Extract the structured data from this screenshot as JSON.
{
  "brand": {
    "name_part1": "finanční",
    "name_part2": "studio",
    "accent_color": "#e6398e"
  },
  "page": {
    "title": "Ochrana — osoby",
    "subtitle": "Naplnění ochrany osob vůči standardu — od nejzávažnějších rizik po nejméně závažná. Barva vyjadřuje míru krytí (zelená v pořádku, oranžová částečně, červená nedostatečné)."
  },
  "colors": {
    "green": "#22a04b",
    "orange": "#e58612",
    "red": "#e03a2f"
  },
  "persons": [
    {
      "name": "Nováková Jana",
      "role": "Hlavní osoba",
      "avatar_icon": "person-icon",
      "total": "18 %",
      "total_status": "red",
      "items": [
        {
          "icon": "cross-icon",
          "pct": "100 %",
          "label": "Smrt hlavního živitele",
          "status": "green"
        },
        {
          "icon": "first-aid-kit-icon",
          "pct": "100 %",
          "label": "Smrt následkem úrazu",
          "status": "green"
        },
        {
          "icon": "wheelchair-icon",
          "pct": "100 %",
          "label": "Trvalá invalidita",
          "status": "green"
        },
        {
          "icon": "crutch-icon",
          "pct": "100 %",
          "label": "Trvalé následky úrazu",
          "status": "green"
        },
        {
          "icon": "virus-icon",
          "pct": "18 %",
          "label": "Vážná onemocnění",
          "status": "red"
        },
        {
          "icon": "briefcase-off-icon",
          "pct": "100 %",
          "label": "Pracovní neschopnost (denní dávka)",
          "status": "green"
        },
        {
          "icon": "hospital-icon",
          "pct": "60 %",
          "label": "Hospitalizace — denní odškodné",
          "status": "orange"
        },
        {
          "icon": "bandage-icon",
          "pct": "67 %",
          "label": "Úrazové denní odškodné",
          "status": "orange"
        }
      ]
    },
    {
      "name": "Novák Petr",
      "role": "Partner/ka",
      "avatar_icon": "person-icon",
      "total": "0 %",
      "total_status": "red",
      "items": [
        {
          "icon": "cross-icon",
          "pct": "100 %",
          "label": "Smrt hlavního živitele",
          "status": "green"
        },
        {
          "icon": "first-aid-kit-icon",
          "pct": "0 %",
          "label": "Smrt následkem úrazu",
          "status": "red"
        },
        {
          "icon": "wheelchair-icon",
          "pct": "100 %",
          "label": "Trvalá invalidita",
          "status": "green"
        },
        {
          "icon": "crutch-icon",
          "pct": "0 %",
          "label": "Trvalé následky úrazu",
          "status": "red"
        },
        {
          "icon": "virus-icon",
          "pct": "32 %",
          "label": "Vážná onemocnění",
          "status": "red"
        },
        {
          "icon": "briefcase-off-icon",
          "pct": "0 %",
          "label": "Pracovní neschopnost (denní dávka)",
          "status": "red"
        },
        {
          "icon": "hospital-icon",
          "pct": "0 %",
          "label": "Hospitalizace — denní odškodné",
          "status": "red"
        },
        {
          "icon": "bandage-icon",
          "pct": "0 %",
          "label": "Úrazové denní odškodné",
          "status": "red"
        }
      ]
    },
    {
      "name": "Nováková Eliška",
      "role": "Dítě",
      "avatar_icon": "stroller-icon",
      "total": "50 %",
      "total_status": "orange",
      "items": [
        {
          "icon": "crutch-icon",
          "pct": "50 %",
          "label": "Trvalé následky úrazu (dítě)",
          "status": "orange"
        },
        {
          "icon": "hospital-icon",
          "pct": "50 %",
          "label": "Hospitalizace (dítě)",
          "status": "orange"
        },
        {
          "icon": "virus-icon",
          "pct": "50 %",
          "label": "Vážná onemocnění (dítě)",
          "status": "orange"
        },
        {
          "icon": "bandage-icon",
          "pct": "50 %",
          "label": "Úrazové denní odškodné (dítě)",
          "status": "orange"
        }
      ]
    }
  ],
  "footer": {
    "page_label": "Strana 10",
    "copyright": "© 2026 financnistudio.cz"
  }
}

◆ TRY IT
Word for word, every record must be given again.

◆ RESULT FOR THIS TASK
Extract the structured data from this screenshot as JSON.
{
  "brand": {
    "name_part1": "finanční",
    "name_part2": "studio",
    "accent_color": "#e6398e"
  },
  "page": {
    "title": "Ochrana — osoby",
    "subtitle": "Naplnění ochrany osob vůči standardu — od nejzávažnějších rizik po nejméně závažná. Barva vyjadřuje míru krytí (zelená v pořádku, oranžová částečně, červená nedostatečné)."
  },
  "colors": {
    "green": "#22a04b",
    "orange": "#e58612",
    "red": "#e03a2f"
  },
  "persons": [
    {
      "name": "Nováková Jana",
      "role": "Hlavní osoba",
      "avatar_icon": "person-icon",
      "total": "18 %",
      "total_status": "red",
      "items": [
        {
          "icon": "cross-icon",
          "pct": "100 %",
          "label": "Smrt hlavního živitele",
          "status": "green"
        },
        {
          "icon": "first-aid-kit-icon",
          "pct": "100 %",
          "label": "Smrt následkem úrazu",
          "status": "green"
        },
        {
          "icon": "wheelchair-icon",
          "pct": "100 %",
          "label": "Trvalá invalidita",
          "status": "green"
        },
        {
          "icon": "crutch-icon",
          "pct": "100 %",
          "label": "Trvalé následky úrazu",
          "status": "green"
        },
        {
          "icon": "virus-icon",
          "pct": "18 %",
          "label": "Vážná onemocnění",
          "status": "red"
        },
        {
          "icon": "briefcase-off-icon",
          "pct": "100 %",
          "label": "Pracovní neschopnost (denní dávka)",
          "status": "green"
        },
        {
          "icon": "hospital-icon",
          "pct": "60 %",
          "label": "Hospitalizace — denní odškodné",
          "status": "orange"
        },
        {
          "icon": "bandage-icon",
          "pct": "67 %",
          "label": "Úrazové denní odškodné",
          "status": "orange"
        }
      ]
    },
    {
      "name": "Novák Petr",
      "role": "Partner/ka",
      "avatar_icon": "person-icon",
      "total": "0 %",
      "total_status": "red",
      "items": [
        {
          "icon": "cross-icon",
          "pct": "100 %",
          "label": "Smrt hlavního živitele",
          "status": "green"
        },
        {
          "icon": "first-aid-kit-icon",
          "pct": "0 %",
          "label": "Smrt následkem úrazu",
          "status": "red"
        },
        {
          "icon": "wheelchair-icon",
          "pct": "100 %",
          "label": "Trvalá invalidita",
          "status": "green"
        },
        {
          "icon": "crutch-icon",
          "pct": "0 %",
          "label": "Trvalé následky úrazu",
          "status": "red"
        },
        {
          "icon": "virus-icon",
          "pct": "32 %",
          "label": "Vážná onemocnění",
          "status": "red"
        },
        {
          "icon": "briefcase-off-icon",
          "pct": "0 %",
          "label": "Pracovní neschopnost (denní dávka)",
          "status": "red"
        },
        {
          "icon": "hospital-icon",
          "pct": "0 %",
          "label": "Hospitalizace — denní odškodné",
          "status": "red"
        },
        {
          "icon": "bandage-icon",
          "pct": "0 %",
          "label": "Úrazové denní odškodné",
          "status": "red"
        }
      ]
    },
    {
      "name": "Nováková Eliška",
      "role": "Dítě",
      "avatar_icon": "stroller-icon",
      "total": "50 %",
      "total_status": "orange",
      "items": [
        {
          "icon": "crutch-icon",
          "pct": "50 %",
          "label": "Trvalé následky úrazu (dítě)",
          "status": "orange"
        },
        {
          "icon": "hospital-icon",
          "pct": "50 %",
          "label": "Hospitalizace (dítě)",
          "status": "orange"
        },
        {
          "icon": "virus-icon",
          "pct": "50 %",
          "label": "Vážná onemocnění (dítě)",
          "status": "orange"
        },
        {
          "icon": "bandage-icon",
          "pct": "50 %",
          "label": "Úrazové denní odškodné (dítě)",
          "status": "orange"
        }
      ]
    }
  ],
  "footer": {
    "page_label": "Strana 10",
    "copyright": "© 2026 financnistudio.cz"
  }
}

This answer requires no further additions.